- PROVIDED MATERIAL -
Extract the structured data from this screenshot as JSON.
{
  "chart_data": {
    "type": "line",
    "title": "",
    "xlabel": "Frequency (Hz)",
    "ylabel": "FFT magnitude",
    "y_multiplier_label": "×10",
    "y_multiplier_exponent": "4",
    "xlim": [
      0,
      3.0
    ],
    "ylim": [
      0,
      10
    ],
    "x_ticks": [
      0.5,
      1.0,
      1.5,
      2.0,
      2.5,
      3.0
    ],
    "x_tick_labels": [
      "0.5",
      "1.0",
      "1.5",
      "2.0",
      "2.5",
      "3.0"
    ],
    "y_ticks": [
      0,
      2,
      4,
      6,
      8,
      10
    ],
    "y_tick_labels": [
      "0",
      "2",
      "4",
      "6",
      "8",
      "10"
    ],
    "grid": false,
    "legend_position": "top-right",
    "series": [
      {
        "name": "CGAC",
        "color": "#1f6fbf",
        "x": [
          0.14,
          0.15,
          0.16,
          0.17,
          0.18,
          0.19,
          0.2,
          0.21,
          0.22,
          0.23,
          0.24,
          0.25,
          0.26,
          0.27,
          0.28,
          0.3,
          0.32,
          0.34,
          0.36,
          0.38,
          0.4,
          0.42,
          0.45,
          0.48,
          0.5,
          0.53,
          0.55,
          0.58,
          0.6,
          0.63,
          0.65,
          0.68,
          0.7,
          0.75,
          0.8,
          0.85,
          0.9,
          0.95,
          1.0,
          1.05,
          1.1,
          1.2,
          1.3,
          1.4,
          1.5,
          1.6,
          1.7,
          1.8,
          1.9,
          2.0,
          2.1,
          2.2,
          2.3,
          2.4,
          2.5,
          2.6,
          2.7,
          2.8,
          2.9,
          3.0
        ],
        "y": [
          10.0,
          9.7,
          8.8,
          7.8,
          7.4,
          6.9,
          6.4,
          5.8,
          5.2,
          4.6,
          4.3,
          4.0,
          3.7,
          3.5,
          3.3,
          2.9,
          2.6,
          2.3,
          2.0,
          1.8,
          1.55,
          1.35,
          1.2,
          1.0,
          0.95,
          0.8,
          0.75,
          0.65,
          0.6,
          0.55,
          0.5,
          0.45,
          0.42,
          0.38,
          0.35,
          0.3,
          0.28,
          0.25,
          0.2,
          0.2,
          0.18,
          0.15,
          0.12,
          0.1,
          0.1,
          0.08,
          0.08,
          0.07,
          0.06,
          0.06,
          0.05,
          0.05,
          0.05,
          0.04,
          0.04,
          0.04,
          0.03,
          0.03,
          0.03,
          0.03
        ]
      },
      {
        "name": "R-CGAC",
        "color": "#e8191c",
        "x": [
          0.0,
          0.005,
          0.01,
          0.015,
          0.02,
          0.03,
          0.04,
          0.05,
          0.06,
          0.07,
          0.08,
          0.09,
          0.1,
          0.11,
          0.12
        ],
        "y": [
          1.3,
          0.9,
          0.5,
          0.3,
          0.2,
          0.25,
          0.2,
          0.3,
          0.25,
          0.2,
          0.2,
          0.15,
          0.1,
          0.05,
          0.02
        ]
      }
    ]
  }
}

- SHORT TASK -
Copy all the records above exactly, missing none.

- WORKED SOLUTION -
Extract the structured data from this screenshot as JSON.
{
  "chart_data": {
    "type": "line",
    "title": "",
    "xlabel": "Frequency (Hz)",
    "ylabel": "FFT magnitude",
    "y_multiplier_label": "×10",
    "y_multiplier_exponent": "4",
    "xlim": [
      0,
      3.0
    ],
    "ylim": [
      0,
      10
    ],
    "x_ticks": [
      0.5,
      1.0,
      1.5,
      2.0,
      2.5,
      3.0
    ],
    "x_tick_labels": [
      "0.5",
      "1.0",
      "1.5",
      "2.0",
      "2.5",
      "3.0"
    ],
    "y_ticks": [
      0,
      2,
      4,
      6,
      8,
      10
    ],
    "y_tick_labels": [
      "0",
      "2",
      "4",
      "6",
      "8",
      "10"
    ],
    "grid": false,
    "legend_position": "top-right",
    "series": [
      {
        "name": "CGAC",
        "color": "#1f6fbf",
        "x": [
          0.14,
          0.15,
          0.16,
          0.17,
          0.18,
          0.19,
          0.2,
          0.21,
          0.22,
          0.23,
          0.24,
          0.25,
          0.26,
          0.27,
          0.28,
          0.3,
          0.32,
          0.34,
          0.36,
          0.38,
          0.4,
          0.42,
          0.45,
          0.48,
          0.5,
          0.53,
          0.55,
          0.58,
          0.6,
          0.63,
          0.65,
          0.68,
          0.7,
          0.75,
          0.8,
          0.85,
          0.9,
          0.95,
          1.0,
          1.05,
          1.1,
          1.2,
          1.3,
          1.4,
          1.5,
          1.6,
          1.7,
          1.8,
          1.9,
          2.0,
          2.1,
          2.2,
          2.3,
          2.4,
          2.5,
          2.6,
          2.7,
          2.8,
          2.9,
          3.0
        ],
        "y": [
          10.0,
          9.7,
          8.8,
          7.8,
          7.4,
          6.9,
          6.4,
          5.8,
          5.2,
          4.6,
          4.3,
          4.0,
          3.7,
          3.5,
          3.3,
          2.9,
          2.6,
          2.3,
          2.0,
          1.8,
          1.55,
          1.35,
          1.2,
          1.0,
          0.95,
          0.8,
          0.75,
          0.65,
          0.6,
          0.55,
          0.5,
          0.45,
          0.42,
          0.38,
          0.35,
          0.3,
          0.28,
          0.25,
          0.2,
          0.2,
          0.18,
          0.15,
          0.12,
          0.1,
          0.1,
          0.08,
          0.08,
          0.07,
          0.06,
          0.06,
          0.05,
          0.05,
          0.05,
          0.04,
          0.04,
          0.04,
          0.03,
          0.03,
          0.03,
          0.03
        ]
      },
      {
        "name": "R-CGAC",
        "color": "#e8191c",
        "x": [
          0.0,
          0.005,
          0.01,
          0.015,
          0.02,
          0.03,
          0.04,
          0.05,
          0.06,
          0.07,
          0.08,
          0.09,
          0.1,
          0.11,
          0.12
        ],
        "y": [
          1.3,
          0.9,
          0.5,
          0.3,
          0.2,
          0.25,
          0.2,
          0.3,
          0.25,
          0.2,
          0.2,
          0.15,
          0.1,
          0.05,
          0.02
        ]
      }
    ]
  }
}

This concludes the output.